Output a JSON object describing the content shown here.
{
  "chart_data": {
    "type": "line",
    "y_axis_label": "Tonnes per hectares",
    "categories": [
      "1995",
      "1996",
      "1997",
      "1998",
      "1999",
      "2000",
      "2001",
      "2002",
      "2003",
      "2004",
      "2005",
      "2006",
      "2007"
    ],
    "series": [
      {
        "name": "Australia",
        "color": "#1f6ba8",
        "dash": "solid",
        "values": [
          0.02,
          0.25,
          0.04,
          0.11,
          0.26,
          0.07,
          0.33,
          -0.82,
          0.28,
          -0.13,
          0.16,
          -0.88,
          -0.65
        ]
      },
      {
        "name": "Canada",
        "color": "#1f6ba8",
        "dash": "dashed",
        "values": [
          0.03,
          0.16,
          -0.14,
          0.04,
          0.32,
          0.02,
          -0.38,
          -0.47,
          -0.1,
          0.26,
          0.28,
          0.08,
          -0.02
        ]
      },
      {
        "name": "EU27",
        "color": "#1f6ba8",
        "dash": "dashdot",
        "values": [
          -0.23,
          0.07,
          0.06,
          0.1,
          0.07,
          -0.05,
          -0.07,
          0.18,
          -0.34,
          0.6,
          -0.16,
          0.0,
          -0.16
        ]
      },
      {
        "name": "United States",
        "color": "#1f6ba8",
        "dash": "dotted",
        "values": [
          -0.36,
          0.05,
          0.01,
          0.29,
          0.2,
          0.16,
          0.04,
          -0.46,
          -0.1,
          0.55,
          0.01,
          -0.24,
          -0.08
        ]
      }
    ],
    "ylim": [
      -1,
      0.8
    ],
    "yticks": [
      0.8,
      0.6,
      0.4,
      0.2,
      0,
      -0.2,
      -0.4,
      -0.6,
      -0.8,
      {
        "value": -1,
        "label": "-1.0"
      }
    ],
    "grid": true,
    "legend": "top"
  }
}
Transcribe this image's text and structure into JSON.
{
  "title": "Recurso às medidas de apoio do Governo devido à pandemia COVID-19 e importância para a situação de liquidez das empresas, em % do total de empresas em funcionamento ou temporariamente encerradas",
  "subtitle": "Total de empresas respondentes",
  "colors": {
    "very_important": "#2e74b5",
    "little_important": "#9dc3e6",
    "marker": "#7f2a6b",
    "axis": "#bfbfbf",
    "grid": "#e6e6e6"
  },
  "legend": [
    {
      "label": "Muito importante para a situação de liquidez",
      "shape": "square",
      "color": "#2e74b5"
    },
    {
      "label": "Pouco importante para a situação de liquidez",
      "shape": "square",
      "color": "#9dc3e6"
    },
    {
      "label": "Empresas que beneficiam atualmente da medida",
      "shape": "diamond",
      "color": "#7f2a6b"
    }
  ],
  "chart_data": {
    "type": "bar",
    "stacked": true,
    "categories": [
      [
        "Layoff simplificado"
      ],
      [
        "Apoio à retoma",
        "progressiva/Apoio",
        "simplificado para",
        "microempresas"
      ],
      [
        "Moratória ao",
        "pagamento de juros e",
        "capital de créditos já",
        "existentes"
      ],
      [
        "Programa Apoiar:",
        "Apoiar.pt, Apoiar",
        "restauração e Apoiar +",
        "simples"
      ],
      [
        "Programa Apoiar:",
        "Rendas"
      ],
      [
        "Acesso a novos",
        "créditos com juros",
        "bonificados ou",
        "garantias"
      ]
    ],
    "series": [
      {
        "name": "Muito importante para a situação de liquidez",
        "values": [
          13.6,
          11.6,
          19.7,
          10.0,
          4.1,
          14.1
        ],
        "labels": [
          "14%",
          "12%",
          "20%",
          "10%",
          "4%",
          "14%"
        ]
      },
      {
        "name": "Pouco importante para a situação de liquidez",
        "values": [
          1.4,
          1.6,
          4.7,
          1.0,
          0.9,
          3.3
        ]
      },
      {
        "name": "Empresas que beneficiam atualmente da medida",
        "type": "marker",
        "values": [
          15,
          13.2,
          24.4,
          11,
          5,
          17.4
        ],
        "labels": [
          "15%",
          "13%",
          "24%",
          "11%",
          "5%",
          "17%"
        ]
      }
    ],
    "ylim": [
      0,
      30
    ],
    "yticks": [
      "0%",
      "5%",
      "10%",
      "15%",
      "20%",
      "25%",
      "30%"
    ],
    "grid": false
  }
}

Task directions:
Your task is to list each line of the records with the word "créditos".

Answer to the exercise:
        "capital de créditos já",
        "créditos com juros",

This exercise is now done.